> _CHALLENGE_
Quote the entries word for word. Omit the pictures.

> _PROVIDED INFORMATION_
::::::
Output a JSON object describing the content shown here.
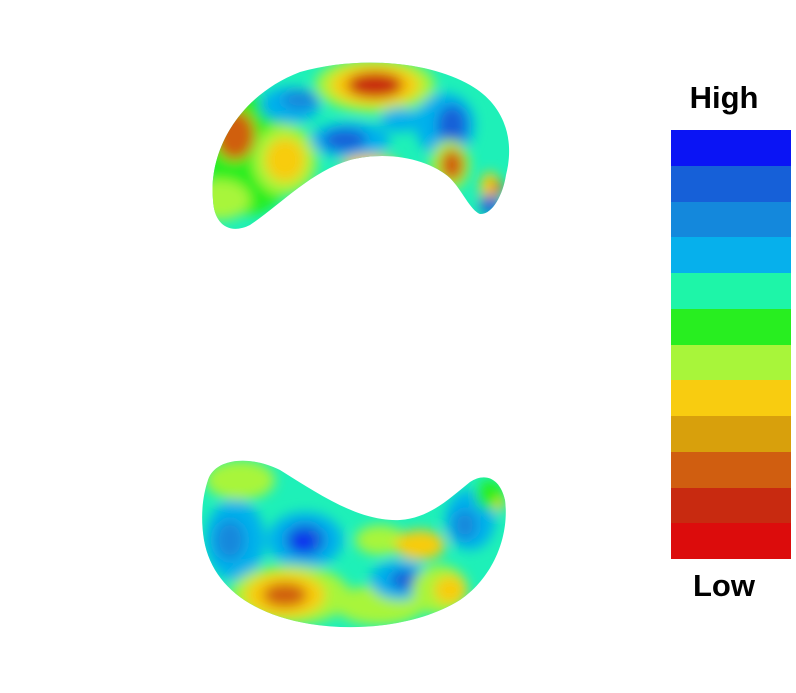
{
  "legend": {
    "high_label": "High",
    "low_label": "Low",
    "colors": [
      "#0a14f5",
      "#1660d8",
      "#1488dc",
      "#06b0ec",
      "#1ef5a8",
      "#28ee20",
      "#a8f53a",
      "#f8cc10",
      "#d8a00c",
      "#d05e10",
      "#c82a10",
      "#dc0c0c"
    ]
  },
  "shapes": [
    {
      "name": "upper-surface",
      "description_colors": [
        "#00c0e8",
        "#1ef5a8",
        "#28ee20",
        "#a8f53a",
        "#f8cc10",
        "#d05e10",
        "#1660d8"
      ]
    },
    {
      "name": "lower-surface",
      "description_colors": [
        "#00c0e8",
        "#1ef5a8",
        "#28ee20",
        "#a8f53a",
        "#f8cc10",
        "#d05e10",
        "#1660d8"
      ]
    }
  ]
}
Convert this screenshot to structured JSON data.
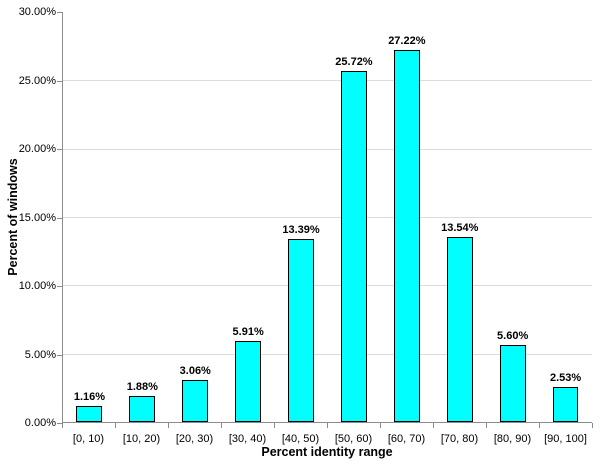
{
  "chart_data": {
    "type": "bar",
    "title": "",
    "xlabel": "Percent identity range",
    "ylabel": "Percent of windows",
    "categories": [
      "[0, 10)",
      "[10, 20)",
      "[20, 30)",
      "[30, 40)",
      "[40, 50)",
      "[50, 60)",
      "[60, 70)",
      "[70, 80)",
      "[80, 90)",
      "[90, 100]"
    ],
    "values": [
      1.16,
      1.88,
      3.06,
      5.91,
      13.39,
      25.72,
      27.22,
      13.54,
      5.6,
      2.53
    ],
    "value_labels": [
      "1.16%",
      "1.88%",
      "3.06%",
      "5.91%",
      "13.39%",
      "25.72%",
      "27.22%",
      "13.54%",
      "5.60%",
      "2.53%"
    ],
    "yticks": [
      "0.00%",
      "5.00%",
      "10.00%",
      "15.00%",
      "20.00%",
      "25.00%",
      "30.00%"
    ],
    "ytick_step": 5,
    "ylim": [
      0,
      30
    ],
    "grid": true,
    "legend": "none",
    "colors": {
      "bar_fill": "#00FFFF",
      "bar_border": "#000000",
      "gridline": "#DCDCDC",
      "axis": "#8C8C8C",
      "text": "#000000",
      "background": "#FFFFFF"
    }
  }
}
::::::
> _WRITTEN REPLY_
Output a JSON object describing the content shown here.
{
  "legend": {
    "high_label": "High",
    "low_label": "Low",
    "colors": [
      "#0a14f5",
      "#1660d8",
      "#1488dc",
      "#06b0ec",
      "#1ef5a8",
      "#28ee20",
      "#a8f53a",
      "#f8cc10",
      "#d8a00c",
      "#d05e10",
      "#c82a10",
      "#dc0c0c"
    ]
  },
  "shapes": [
    {
      "name": "upper-surface",
      "description_colors": [
        "#00c0e8",
        "#1ef5a8",
        "#28ee20",
        "#a8f53a",
        "#f8cc10",
        "#d05e10",
        "#1660d8"
      ]
    },
    {
      "name": "lower-surface",
      "description_colors": [
        "#00c0e8",
        "#1ef5a8",
        "#28ee20",
        "#a8f53a",
        "#f8cc10",
        "#d05e10",
        "#1660d8"
      ]
    }
  ]
}
Convert this screenshot to structured JSON data.
{
  "chart_data": {
    "type": "bar",
    "title": "",
    "xlabel": "Percent identity range",
    "ylabel": "Percent of windows",
    "categories": [
      "[0, 10)",
      "[10, 20)",
      "[20, 30)",
      "[30, 40)",
      "[40, 50)",
      "[50, 60)",
      "[60, 70)",
      "[70, 80)",
      "[80, 90)",
      "[90, 100]"
    ],
    "values": [
      1.16,
      1.88,
      3.06,
      5.91,
      13.39,
      25.72,
      27.22,
      13.54,
      5.6,
      2.53
    ],
    "value_labels": [
      "1.16%",
      "1.88%",
      "3.06%",
      "5.91%",
      "13.39%",
      "25.72%",
      "27.22%",
      "13.54%",
      "5.60%",
      "2.53%"
    ],
    "yticks": [
      "0.00%",
      "5.00%",
      "10.00%",
      "15.00%",
      "20.00%",
      "25.00%",
      "30.00%"
    ],
    "ytick_step": 5,
    "ylim": [
      0,
      30
    ],
    "grid": true,
    "legend": "none",
    "colors": {
      "bar_fill": "#00FFFF",
      "bar_border": "#000000",
      "gridline": "#DCDCDC",
      "axis": "#8C8C8C",
      "text": "#000000",
      "background": "#FFFFFF"
    }
  }
}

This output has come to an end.